* _WHAT YOU WILL DO_
Reproduce the records. Keep every word exact and include no images.

* _DATA PROVIDED_

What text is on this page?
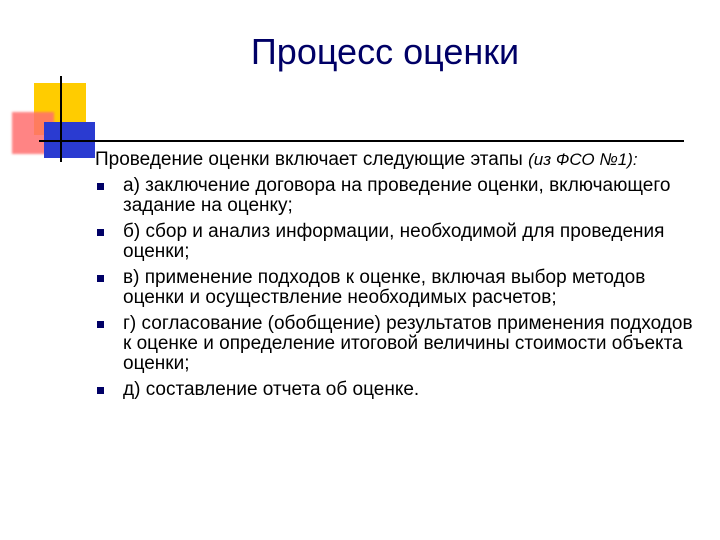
Процесс оценки

Проведение оценки включает следующие этапы (из ФСО №1):

а) заключение договора на проведение оценки, включающего задание на оценку;
б) сбор и анализ информации, необходимой для проведения оценки;
в) применение подходов к оценке, включая выбор методов оценки и осуществление необходимых расчетов;
г) согласование (обобщение) результатов применения подходов к оценке и определение итоговой величины стоимости объекта оценки;
д) составление отчета об оценке.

* _SOLUTION TO THE PROBLEM_
What text is on this page?
Процесс оценки

Проведение оценки включает следующие этапы (из ФСО №1):

а) заключение договора на проведение оценки, включающего задание на оценку;
б) сбор и анализ информации, необходимой для проведения оценки;
в) применение подходов к оценке, включая выбор методов оценки и осуществление необходимых расчетов;
г) согласование (обобщение) результатов применения подходов к оценке и определение итоговой величины стоимости объекта оценки;
д) составление отчета об оценке.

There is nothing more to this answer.